**EXTRACTED ENTRIES**.
Start

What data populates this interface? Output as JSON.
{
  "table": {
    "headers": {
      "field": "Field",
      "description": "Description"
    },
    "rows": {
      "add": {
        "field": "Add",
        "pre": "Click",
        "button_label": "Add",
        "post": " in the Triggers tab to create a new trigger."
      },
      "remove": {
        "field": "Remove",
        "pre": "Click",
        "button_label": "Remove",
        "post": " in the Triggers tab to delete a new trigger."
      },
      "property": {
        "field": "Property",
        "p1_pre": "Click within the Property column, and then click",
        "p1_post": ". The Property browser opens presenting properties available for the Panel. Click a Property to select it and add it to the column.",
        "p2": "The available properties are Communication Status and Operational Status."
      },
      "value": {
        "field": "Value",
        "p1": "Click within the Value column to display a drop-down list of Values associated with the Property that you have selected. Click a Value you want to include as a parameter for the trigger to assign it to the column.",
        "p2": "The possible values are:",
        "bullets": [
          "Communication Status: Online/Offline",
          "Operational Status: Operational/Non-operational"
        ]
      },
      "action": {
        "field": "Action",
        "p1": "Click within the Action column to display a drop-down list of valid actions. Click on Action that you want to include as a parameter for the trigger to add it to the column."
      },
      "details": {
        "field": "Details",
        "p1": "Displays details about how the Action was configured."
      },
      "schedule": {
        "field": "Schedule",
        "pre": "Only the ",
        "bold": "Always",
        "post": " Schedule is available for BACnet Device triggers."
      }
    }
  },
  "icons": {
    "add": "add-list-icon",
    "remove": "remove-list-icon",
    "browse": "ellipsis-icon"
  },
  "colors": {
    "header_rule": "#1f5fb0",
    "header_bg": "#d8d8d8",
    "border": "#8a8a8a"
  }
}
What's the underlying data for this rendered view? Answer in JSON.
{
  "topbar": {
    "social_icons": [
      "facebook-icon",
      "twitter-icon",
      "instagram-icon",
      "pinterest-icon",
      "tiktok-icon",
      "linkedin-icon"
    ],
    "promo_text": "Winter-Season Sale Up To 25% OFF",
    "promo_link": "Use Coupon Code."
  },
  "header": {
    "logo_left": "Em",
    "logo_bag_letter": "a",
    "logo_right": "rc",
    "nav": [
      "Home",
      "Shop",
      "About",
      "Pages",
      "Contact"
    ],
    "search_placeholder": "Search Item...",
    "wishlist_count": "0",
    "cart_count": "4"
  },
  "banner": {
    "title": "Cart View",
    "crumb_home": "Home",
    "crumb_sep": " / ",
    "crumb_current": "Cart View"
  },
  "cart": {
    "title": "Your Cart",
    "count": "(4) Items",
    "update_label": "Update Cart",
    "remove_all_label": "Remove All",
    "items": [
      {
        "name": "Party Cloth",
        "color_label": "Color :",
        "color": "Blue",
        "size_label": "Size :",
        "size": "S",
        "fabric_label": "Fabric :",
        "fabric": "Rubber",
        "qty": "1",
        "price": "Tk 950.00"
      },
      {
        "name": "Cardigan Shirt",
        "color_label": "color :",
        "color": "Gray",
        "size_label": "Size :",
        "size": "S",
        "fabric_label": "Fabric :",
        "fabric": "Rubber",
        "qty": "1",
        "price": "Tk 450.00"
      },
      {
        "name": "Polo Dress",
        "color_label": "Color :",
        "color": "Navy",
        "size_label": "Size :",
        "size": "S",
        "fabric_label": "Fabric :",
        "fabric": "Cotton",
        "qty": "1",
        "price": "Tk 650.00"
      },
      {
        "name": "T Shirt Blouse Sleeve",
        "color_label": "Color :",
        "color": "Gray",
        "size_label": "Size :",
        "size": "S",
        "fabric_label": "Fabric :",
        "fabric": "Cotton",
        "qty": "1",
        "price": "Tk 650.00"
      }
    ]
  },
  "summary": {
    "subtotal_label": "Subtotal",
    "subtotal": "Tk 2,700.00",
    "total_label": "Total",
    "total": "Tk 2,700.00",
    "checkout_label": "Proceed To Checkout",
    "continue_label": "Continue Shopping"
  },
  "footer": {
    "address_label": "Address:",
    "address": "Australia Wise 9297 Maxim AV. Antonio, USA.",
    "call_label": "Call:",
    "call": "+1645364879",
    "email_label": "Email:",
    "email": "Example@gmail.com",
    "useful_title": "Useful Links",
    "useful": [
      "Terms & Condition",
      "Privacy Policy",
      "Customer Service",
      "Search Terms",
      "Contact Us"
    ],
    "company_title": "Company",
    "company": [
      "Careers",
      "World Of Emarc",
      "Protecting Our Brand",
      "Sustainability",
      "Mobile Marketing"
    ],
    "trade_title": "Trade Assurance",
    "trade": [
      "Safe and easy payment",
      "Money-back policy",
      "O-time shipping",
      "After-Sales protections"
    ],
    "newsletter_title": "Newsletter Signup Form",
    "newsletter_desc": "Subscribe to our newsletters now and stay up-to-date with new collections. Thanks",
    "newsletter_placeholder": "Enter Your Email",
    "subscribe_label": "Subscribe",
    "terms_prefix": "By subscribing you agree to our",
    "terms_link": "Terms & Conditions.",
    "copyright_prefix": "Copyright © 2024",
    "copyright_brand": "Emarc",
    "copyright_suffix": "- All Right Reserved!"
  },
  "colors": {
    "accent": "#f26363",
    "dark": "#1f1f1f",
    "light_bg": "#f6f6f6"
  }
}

End

**EXERCISE PROMPT**.
Copy all the entries verbatim.

**ANSWER IN FULL**.
What data populates this interface? Output as JSON.
{
  "table": {
    "headers": {
      "field": "Field",
      "description": "Description"
    },
    "rows": {
      "add": {
        "field": "Add",
        "pre": "Click",
        "button_label": "Add",
        "post": " in the Triggers tab to create a new trigger."
      },
      "remove": {
        "field": "Remove",
        "pre": "Click",
        "button_label": "Remove",
        "post": " in the Triggers tab to delete a new trigger."
      },
      "property": {
        "field": "Property",
        "p1_pre": "Click within the Property column, and then click",
        "p1_post": ". The Property browser opens presenting properties available for the Panel. Click a Property to select it and add it to the column.",
        "p2": "The available properties are Communication Status and Operational Status."
      },
      "value": {
        "field": "Value",
        "p1": "Click within the Value column to display a drop-down list of Values associated with the Property that you have selected. Click a Value you want to include as a parameter for the trigger to assign it to the column.",
        "p2": "The possible values are:",
        "bullets": [
          "Communication Status: Online/Offline",
          "Operational Status: Operational/Non-operational"
        ]
      },
      "action": {
        "field": "Action",
        "p1": "Click within the Action column to display a drop-down list of valid actions. Click on Action that you want to include as a parameter for the trigger to add it to the column."
      },
      "details": {
        "field": "Details",
        "p1": "Displays details about how the Action was configured."
      },
      "schedule": {
        "field": "Schedule",
        "pre": "Only the ",
        "bold": "Always",
        "post": " Schedule is available for BACnet Device triggers."
      }
    }
  },
  "icons": {
    "add": "add-list-icon",
    "remove": "remove-list-icon",
    "browse": "ellipsis-icon"
  },
  "colors": {
    "header_rule": "#1f5fb0",
    "header_bg": "#d8d8d8",
    "border": "#8a8a8a"
  }
}
What's the underlying data for this rendered view? Answer in JSON.
{
  "topbar": {
    "social_icons": [
      "facebook-icon",
      "twitter-icon",
      "instagram-icon",
      "pinterest-icon",
      "tiktok-icon",
      "linkedin-icon"
    ],
    "promo_text": "Winter-Season Sale Up To 25% OFF",
    "promo_link": "Use Coupon Code."
  },
  "header": {
    "logo_left": "Em",
    "logo_bag_letter": "a",
    "logo_right": "rc",
    "nav": [
      "Home",
      "Shop",
      "About",
      "Pages",
      "Contact"
    ],
    "search_placeholder": "Search Item...",
    "wishlist_count": "0",
    "cart_count": "4"
  },
  "banner": {
    "title": "Cart View",
    "crumb_home": "Home",
    "crumb_sep": " / ",
    "crumb_current": "Cart View"
  },
  "cart": {
    "title": "Your Cart",
    "count": "(4) Items",
    "update_label": "Update Cart",
    "remove_all_label": "Remove All",
    "items": [
      {
        "name": "Party Cloth",
        "color_label": "Color :",
        "color": "Blue",
        "size_label": "Size :",
        "size": "S",
        "fabric_label": "Fabric :",
        "fabric": "Rubber",
        "qty": "1",
        "price": "Tk 950.00"
      },
      {
        "name": "Cardigan Shirt",
        "color_label": "color :",
        "color": "Gray",
        "size_label": "Size :",
        "size": "S",
        "fabric_label": "Fabric :",
        "fabric": "Rubber",
        "qty": "1",
        "price": "Tk 450.00"
      },
      {
        "name": "Polo Dress",
        "color_label": "Color :",
        "color": "Navy",
        "size_label": "Size :",
        "size": "S",
        "fabric_label": "Fabric :",
        "fabric": "Cotton",
        "qty": "1",
        "price": "Tk 650.00"
      },
      {
        "name": "T Shirt Blouse Sleeve",
        "color_label": "Color :",
        "color": "Gray",
        "size_label": "Size :",
        "size": "S",
        "fabric_label": "Fabric :",
        "fabric": "Cotton",
        "qty": "1",
        "price": "Tk 650.00"
      }
    ]
  },
  "summary": {
    "subtotal_label": "Subtotal",
    "subtotal": "Tk 2,700.00",
    "total_label": "Total",
    "total": "Tk 2,700.00",
    "checkout_label": "Proceed To Checkout",
    "continue_label": "Continue Shopping"
  },
  "footer": {
    "address_label": "Address:",
    "address": "Australia Wise 9297 Maxim AV. Antonio, USA.",
    "call_label": "Call:",
    "call": "+1645364879",
    "email_label": "Email:",
    "email": "Example@gmail.com",
    "useful_title": "Useful Links",
    "useful": [
      "Terms & Condition",
      "Privacy Policy",
      "Customer Service",
      "Search Terms",
      "Contact Us"
    ],
    "company_title": "Company",
    "company": [
      "Careers",
      "World Of Emarc",
      "Protecting Our Brand",
      "Sustainability",
      "Mobile Marketing"
    ],
    "trade_title": "Trade Assurance",
    "trade": [
      "Safe and easy payment",
      "Money-back policy",
      "O-time shipping",
      "After-Sales protections"
    ],
    "newsletter_title": "Newsletter Signup Form",
    "newsletter_desc": "Subscribe to our newsletters now and stay up-to-date with new collections. Thanks",
    "newsletter_placeholder": "Enter Your Email",
    "subscribe_label": "Subscribe",
    "terms_prefix": "By subscribing you agree to our",
    "terms_link": "Terms & Conditions.",
    "copyright_prefix": "Copyright © 2024",
    "copyright_brand": "Emarc",
    "copyright_suffix": "- All Right Reserved!"
  },
  "colors": {
    "accent": "#f26363",
    "dark": "#1f1f1f",
    "light_bg": "#f6f6f6"
  }
}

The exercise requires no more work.